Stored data
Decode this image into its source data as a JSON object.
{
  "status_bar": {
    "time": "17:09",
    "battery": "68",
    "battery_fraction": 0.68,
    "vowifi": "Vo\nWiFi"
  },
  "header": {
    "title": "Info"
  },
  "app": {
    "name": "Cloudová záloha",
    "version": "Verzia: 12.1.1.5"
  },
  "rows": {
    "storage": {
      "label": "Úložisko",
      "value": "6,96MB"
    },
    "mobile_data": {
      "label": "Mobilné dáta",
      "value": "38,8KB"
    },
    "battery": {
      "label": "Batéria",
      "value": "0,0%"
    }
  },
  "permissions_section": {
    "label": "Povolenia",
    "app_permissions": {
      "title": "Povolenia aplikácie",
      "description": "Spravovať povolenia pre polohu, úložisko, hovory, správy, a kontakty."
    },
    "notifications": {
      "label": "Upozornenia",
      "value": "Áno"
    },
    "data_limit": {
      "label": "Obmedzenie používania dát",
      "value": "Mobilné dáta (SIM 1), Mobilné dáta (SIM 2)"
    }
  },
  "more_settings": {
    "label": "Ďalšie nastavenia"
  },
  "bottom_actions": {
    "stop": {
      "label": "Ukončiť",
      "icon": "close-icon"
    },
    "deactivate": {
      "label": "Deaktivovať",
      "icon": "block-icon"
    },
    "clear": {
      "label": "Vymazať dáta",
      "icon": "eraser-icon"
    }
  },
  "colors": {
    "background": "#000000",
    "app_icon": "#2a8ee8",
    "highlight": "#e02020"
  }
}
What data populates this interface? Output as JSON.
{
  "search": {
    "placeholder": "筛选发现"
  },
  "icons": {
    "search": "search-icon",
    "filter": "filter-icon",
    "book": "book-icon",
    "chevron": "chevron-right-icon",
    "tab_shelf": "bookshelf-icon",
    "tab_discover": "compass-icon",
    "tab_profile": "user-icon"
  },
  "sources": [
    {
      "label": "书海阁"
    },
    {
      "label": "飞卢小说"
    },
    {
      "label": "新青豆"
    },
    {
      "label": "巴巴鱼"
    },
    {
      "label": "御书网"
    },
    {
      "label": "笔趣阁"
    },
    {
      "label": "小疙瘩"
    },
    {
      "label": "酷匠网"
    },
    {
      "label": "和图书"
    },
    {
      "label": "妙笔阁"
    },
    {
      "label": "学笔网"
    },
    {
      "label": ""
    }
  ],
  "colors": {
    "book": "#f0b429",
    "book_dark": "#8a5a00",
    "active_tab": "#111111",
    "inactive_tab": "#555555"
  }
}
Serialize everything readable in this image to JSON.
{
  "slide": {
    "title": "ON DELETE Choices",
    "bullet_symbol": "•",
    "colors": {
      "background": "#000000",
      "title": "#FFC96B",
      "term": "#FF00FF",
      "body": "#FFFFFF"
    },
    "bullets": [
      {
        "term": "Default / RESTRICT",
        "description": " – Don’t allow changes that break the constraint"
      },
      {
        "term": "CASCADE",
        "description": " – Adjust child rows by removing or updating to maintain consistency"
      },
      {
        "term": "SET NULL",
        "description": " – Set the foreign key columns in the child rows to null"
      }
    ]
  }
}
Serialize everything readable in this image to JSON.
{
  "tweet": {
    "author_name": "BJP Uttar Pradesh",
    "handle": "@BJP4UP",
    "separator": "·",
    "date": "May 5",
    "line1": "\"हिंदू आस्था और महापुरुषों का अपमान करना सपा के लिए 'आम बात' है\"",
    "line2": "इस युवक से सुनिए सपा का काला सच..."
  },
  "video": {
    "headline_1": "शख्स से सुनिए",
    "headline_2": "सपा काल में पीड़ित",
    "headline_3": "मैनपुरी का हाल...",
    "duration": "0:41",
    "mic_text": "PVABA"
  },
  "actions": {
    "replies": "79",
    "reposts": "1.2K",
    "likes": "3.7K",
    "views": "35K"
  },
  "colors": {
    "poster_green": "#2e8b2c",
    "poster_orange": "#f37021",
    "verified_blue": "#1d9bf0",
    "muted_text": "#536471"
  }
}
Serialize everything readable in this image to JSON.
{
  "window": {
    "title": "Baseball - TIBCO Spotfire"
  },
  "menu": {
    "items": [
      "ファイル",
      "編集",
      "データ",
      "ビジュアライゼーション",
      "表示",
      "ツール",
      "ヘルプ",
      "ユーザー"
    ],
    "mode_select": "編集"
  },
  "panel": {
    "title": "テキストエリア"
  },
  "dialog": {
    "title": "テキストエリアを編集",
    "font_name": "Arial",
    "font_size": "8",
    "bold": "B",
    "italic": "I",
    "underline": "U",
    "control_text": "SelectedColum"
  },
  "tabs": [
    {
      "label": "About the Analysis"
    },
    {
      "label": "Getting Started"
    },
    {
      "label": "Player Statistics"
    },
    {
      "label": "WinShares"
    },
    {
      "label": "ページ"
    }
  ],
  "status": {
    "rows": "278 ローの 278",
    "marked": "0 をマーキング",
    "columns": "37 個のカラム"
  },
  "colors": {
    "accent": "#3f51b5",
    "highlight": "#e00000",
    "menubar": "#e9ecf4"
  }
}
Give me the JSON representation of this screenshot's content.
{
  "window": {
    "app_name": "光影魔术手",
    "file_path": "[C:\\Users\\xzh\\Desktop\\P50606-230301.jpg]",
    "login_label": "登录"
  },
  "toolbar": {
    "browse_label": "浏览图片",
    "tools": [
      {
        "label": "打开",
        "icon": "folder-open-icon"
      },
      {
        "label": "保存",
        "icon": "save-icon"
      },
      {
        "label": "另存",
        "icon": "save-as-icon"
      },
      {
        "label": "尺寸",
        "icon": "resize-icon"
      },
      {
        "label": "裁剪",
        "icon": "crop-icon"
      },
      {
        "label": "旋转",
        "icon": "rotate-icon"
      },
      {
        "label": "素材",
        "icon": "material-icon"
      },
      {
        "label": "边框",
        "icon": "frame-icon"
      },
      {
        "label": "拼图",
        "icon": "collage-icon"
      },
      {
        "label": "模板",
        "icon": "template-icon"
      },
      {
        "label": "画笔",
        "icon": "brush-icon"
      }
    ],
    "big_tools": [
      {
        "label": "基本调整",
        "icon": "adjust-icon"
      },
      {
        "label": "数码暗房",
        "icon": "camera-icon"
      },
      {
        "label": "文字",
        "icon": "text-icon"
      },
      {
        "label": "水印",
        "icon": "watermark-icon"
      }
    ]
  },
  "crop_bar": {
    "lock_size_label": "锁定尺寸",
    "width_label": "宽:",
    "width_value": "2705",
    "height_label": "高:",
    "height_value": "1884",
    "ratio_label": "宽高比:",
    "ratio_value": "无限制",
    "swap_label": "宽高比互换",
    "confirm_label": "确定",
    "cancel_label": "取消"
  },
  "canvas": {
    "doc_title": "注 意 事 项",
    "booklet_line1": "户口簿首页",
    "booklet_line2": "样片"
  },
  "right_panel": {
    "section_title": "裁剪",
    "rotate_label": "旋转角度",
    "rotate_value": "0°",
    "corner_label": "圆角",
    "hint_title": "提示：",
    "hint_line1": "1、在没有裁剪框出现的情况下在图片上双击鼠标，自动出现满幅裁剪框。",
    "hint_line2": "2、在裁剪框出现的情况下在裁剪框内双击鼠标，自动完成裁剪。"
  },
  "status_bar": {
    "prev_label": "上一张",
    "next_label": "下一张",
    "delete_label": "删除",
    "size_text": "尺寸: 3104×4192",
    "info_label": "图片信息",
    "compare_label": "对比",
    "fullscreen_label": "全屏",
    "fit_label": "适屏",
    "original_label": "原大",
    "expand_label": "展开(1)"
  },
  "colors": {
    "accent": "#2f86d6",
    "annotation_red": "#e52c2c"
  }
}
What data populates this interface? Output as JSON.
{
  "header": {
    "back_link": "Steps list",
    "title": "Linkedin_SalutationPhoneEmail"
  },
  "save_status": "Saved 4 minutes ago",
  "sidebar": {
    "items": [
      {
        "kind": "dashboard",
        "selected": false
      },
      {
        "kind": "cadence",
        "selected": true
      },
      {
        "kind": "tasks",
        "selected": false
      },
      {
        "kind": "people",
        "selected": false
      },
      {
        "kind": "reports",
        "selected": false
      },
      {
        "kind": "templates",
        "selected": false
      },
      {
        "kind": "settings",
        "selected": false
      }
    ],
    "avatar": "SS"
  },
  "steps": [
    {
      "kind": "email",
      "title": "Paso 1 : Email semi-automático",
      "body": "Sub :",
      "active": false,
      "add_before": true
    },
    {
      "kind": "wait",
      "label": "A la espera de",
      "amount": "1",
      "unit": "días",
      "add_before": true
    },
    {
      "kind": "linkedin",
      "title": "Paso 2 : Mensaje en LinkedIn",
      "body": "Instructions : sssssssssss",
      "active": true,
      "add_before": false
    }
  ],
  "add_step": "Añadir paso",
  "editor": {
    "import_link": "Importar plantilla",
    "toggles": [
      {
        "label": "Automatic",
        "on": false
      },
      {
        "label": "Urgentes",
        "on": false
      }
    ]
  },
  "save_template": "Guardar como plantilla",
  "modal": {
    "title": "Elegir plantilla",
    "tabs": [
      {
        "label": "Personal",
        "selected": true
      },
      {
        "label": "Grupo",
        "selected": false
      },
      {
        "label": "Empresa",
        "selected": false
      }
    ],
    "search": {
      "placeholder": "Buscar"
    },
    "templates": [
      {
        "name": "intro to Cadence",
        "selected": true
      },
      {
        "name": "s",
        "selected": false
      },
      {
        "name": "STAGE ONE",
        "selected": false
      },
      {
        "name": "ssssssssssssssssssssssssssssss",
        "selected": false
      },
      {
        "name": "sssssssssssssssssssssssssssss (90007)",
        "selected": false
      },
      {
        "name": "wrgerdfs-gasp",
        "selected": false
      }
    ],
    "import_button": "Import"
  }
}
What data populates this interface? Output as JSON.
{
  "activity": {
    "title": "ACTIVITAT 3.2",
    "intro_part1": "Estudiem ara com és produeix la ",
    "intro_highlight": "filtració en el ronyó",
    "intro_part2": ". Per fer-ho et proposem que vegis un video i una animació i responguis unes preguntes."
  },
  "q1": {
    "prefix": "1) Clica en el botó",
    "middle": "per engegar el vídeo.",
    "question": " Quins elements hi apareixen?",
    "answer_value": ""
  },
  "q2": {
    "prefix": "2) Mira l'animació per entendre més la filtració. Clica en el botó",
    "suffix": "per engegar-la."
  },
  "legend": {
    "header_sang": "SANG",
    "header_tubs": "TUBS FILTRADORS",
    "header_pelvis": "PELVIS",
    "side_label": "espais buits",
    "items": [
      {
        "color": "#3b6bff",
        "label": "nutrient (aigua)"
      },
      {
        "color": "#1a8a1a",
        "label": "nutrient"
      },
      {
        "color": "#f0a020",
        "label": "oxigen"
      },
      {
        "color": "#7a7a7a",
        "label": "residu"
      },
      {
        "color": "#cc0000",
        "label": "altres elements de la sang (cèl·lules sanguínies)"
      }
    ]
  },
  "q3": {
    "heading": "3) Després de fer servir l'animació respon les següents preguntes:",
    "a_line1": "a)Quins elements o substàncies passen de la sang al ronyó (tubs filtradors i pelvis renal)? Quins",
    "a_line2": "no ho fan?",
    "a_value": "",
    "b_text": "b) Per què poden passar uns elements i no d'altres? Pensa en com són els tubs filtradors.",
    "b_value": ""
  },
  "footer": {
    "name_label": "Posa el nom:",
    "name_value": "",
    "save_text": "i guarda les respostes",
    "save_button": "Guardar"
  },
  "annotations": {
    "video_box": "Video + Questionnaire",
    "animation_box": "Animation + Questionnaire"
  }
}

Challenge: Identify which lines contain the word "child" and copy each one.

Response to this exercise:
        "description": " – Adjust child rows by removing or updating to maintain consistency"
        "description": " – Set the foreign key columns in the child rows to null"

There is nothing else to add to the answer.